**AIM:**
Find the number of lines containing the string "Modes" in the data. Answer with the number by itself.

**GIVEN DATA:**
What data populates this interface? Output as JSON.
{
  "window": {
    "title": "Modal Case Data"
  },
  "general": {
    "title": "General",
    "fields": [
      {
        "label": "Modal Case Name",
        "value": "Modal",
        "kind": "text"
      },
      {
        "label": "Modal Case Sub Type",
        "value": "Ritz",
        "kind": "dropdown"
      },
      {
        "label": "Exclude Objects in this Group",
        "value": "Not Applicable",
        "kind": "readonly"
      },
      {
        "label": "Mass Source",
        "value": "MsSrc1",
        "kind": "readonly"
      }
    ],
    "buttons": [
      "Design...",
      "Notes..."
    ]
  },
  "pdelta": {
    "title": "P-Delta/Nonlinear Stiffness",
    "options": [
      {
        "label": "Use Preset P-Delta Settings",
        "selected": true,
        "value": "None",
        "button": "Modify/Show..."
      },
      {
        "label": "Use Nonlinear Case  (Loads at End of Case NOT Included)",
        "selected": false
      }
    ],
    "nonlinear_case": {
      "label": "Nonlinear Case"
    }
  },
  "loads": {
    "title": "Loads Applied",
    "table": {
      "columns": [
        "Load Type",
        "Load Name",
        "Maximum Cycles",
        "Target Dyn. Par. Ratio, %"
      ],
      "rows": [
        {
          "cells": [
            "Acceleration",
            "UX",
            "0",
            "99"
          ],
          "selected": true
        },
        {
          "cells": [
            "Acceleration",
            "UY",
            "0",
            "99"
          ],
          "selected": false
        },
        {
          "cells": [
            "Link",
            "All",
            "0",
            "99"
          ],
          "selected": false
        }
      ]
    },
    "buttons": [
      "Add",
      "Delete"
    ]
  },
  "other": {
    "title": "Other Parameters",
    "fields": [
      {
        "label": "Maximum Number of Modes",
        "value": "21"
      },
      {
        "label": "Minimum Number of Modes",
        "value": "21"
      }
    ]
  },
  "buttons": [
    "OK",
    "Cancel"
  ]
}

**ANSWER TO THIS TASK:**
2